PROBLEM DESCRIPTION
Extract the lines that hold the string "expertise".

EXTRACTED DATA
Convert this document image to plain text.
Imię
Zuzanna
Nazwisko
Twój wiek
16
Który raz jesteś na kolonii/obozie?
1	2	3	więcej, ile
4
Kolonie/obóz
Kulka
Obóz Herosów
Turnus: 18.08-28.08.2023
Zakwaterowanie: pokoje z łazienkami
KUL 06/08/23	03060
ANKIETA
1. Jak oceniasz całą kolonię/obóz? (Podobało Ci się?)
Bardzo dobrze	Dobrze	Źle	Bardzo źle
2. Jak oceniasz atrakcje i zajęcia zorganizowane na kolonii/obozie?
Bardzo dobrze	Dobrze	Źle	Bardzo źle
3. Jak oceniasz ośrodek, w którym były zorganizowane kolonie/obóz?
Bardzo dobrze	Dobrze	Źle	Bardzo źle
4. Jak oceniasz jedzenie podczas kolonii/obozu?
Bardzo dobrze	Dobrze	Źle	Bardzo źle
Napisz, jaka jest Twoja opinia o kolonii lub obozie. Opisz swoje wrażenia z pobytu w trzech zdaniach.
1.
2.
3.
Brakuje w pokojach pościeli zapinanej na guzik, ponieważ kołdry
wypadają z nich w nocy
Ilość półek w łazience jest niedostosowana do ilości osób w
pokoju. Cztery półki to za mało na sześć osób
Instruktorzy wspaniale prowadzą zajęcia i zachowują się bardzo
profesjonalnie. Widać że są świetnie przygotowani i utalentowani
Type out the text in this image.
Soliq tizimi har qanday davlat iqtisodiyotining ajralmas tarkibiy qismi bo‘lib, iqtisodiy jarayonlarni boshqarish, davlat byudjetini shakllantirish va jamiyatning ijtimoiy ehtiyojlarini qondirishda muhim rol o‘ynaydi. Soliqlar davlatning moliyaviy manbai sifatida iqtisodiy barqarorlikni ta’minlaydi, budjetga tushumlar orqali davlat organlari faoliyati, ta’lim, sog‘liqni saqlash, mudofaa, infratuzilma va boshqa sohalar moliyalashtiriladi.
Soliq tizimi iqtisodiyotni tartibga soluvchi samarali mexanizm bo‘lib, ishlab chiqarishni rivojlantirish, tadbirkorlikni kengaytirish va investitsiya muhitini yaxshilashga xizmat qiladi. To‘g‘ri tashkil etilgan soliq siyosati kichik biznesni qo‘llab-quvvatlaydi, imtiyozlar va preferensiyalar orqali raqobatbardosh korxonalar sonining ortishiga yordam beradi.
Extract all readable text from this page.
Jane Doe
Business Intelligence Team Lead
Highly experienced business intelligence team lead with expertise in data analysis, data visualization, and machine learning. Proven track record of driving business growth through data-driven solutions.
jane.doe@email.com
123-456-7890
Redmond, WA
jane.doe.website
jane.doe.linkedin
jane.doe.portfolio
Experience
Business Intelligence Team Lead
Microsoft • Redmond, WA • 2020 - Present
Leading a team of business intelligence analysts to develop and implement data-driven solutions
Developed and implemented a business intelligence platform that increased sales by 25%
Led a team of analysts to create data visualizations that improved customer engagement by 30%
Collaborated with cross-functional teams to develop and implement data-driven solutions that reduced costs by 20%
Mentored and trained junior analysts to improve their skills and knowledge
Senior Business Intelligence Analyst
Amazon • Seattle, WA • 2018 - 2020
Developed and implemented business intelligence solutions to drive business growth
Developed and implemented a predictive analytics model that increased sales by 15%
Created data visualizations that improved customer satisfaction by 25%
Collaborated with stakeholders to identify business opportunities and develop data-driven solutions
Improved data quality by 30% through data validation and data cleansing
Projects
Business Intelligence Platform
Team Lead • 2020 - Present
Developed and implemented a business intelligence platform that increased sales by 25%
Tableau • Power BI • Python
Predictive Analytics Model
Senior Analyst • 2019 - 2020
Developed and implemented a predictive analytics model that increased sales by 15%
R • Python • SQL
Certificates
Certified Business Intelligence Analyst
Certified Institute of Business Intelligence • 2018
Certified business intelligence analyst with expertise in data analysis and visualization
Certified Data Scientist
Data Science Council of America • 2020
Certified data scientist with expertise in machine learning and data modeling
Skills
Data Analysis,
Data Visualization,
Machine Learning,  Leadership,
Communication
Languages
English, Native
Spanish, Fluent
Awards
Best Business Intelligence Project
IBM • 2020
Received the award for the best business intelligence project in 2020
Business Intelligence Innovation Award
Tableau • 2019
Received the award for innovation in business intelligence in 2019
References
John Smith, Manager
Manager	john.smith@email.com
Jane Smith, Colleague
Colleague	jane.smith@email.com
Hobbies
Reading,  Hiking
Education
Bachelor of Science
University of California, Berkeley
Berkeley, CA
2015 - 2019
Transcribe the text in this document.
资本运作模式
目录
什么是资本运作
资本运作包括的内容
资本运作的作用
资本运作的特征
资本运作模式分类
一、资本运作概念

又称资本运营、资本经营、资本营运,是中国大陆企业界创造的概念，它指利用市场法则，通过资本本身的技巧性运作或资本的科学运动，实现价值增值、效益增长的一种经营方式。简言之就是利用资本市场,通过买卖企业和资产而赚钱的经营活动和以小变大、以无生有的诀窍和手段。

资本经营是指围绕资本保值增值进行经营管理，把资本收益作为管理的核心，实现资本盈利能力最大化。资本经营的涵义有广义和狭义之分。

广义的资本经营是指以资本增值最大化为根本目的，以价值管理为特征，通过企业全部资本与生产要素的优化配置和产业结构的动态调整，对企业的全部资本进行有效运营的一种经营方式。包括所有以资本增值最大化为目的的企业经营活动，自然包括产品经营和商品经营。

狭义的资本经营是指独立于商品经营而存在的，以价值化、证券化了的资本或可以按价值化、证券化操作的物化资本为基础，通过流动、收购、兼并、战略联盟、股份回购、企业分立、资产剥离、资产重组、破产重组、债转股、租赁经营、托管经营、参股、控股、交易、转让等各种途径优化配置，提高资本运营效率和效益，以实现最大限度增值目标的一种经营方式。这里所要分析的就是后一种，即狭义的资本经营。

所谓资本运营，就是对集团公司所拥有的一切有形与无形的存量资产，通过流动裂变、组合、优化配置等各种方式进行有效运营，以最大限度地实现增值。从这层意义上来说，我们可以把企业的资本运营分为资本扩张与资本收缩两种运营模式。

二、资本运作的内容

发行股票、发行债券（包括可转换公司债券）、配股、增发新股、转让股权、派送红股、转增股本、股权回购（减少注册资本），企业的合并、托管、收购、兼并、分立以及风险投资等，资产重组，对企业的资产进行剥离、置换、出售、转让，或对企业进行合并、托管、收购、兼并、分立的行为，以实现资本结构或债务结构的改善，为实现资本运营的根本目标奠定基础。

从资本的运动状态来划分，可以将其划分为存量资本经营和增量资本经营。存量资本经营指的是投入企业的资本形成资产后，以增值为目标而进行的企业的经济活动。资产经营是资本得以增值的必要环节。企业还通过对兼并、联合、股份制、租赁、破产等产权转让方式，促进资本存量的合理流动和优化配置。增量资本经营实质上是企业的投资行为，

RESULT OF THIS EXERCISE
Highly experienced business intelligence team lead with expertise in data analysis, data visualization, and machine learning. Proven track record of driving business growth through data-driven solutions.
Certified business intelligence analyst with expertise in data analysis and visualization
Certified data scientist with expertise in machine learning and data modeling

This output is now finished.